Saved data entries:
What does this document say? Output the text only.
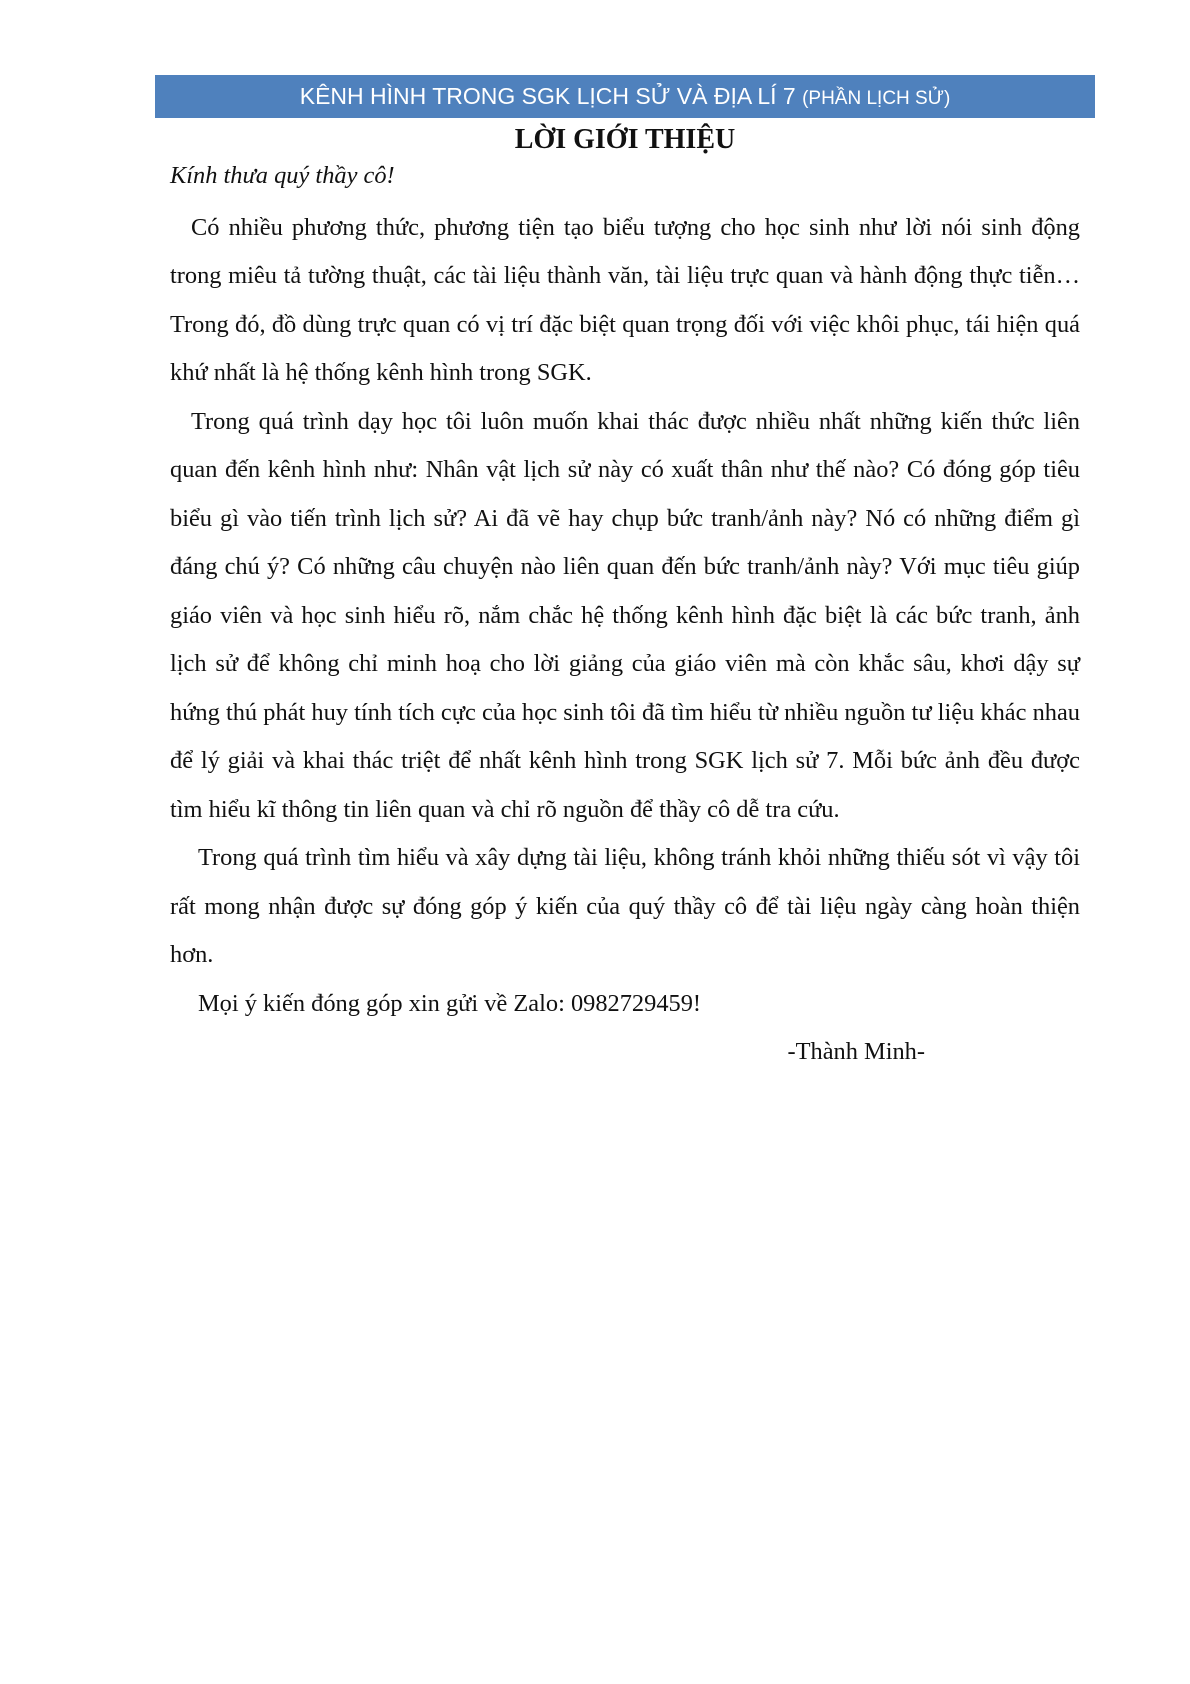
KÊNH HÌNH TRONG SGK LỊCH SỬ VÀ ĐỊA LÍ 7 (PHẦN LỊCH SỬ)
LỜI GIỚI THIỆU

Kính thưa quý thầy cô!

Có nhiều phương thức, phương tiện tạo biểu tượng cho học sinh như lời nói sinh động trong miêu tả tường thuật, các tài liệu thành văn, tài liệu trực quan và hành động thực tiễn…Trong đó, đồ dùng trực quan có vị trí đặc biệt quan trọng đối với việc khôi phục, tái hiện quá khứ nhất là hệ thống kênh hình trong SGK.

Trong quá trình dạy học tôi luôn muốn khai thác được nhiều nhất những kiến thức liên quan đến kênh hình như: Nhân vật lịch sử này có xuất thân như thế nào? Có đóng góp tiêu biểu gì vào tiến trình lịch sử? Ai đã vẽ hay chụp bức tranh/ảnh này? Nó có những điểm gì đáng chú ý? Có những câu chuyện nào liên quan đến bức tranh/ảnh này? Với mục tiêu giúp giáo viên và học sinh hiểu rõ, nắm chắc hệ thống kênh hình đặc biệt là các bức tranh, ảnh lịch sử để không chỉ minh hoạ cho lời giảng của giáo viên mà còn khắc sâu, khơi dậy sự hứng thú phát huy tính tích cực của học sinh tôi đã tìm hiểu từ nhiều nguồn tư liệu khác nhau để lý giải và khai thác triệt để nhất kênh hình trong SGK lịch sử 7. Mỗi bức ảnh đều được tìm hiểu kĩ thông tin liên quan và chỉ rõ nguồn để thầy cô dễ tra cứu.

Trong quá trình tìm hiểu và xây dựng tài liệu, không tránh khỏi những thiếu sót vì vậy tôi rất mong nhận được sự đóng góp ý kiến của quý thầy cô để tài liệu ngày càng hoàn thiện hơn.

Mọi ý kiến đóng góp xin gửi về Zalo: 0982729459!

-Thành Minh-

What is being asked: Quote the material in full and exactly; do not carry over its pictures.

Correct response:
What does this document say? Output the text only.
KÊNH HÌNH TRONG SGK LỊCH SỬ VÀ ĐỊA LÍ 7 (PHẦN LỊCH SỬ)
LỜI GIỚI THIỆU

Kính thưa quý thầy cô!

Có nhiều phương thức, phương tiện tạo biểu tượng cho học sinh như lời nói sinh động trong miêu tả tường thuật, các tài liệu thành văn, tài liệu trực quan và hành động thực tiễn…Trong đó, đồ dùng trực quan có vị trí đặc biệt quan trọng đối với việc khôi phục, tái hiện quá khứ nhất là hệ thống kênh hình trong SGK.

Trong quá trình dạy học tôi luôn muốn khai thác được nhiều nhất những kiến thức liên quan đến kênh hình như: Nhân vật lịch sử này có xuất thân như thế nào? Có đóng góp tiêu biểu gì vào tiến trình lịch sử? Ai đã vẽ hay chụp bức tranh/ảnh này? Nó có những điểm gì đáng chú ý? Có những câu chuyện nào liên quan đến bức tranh/ảnh này? Với mục tiêu giúp giáo viên và học sinh hiểu rõ, nắm chắc hệ thống kênh hình đặc biệt là các bức tranh, ảnh lịch sử để không chỉ minh hoạ cho lời giảng của giáo viên mà còn khắc sâu, khơi dậy sự hứng thú phát huy tính tích cực của học sinh tôi đã tìm hiểu từ nhiều nguồn tư liệu khác nhau để lý giải và khai thác triệt để nhất kênh hình trong SGK lịch sử 7. Mỗi bức ảnh đều được tìm hiểu kĩ thông tin liên quan và chỉ rõ nguồn để thầy cô dễ tra cứu.

Trong quá trình tìm hiểu và xây dựng tài liệu, không tránh khỏi những thiếu sót vì vậy tôi rất mong nhận được sự đóng góp ý kiến của quý thầy cô để tài liệu ngày càng hoàn thiện hơn.

Mọi ý kiến đóng góp xin gửi về Zalo: 0982729459!

-Thành Minh-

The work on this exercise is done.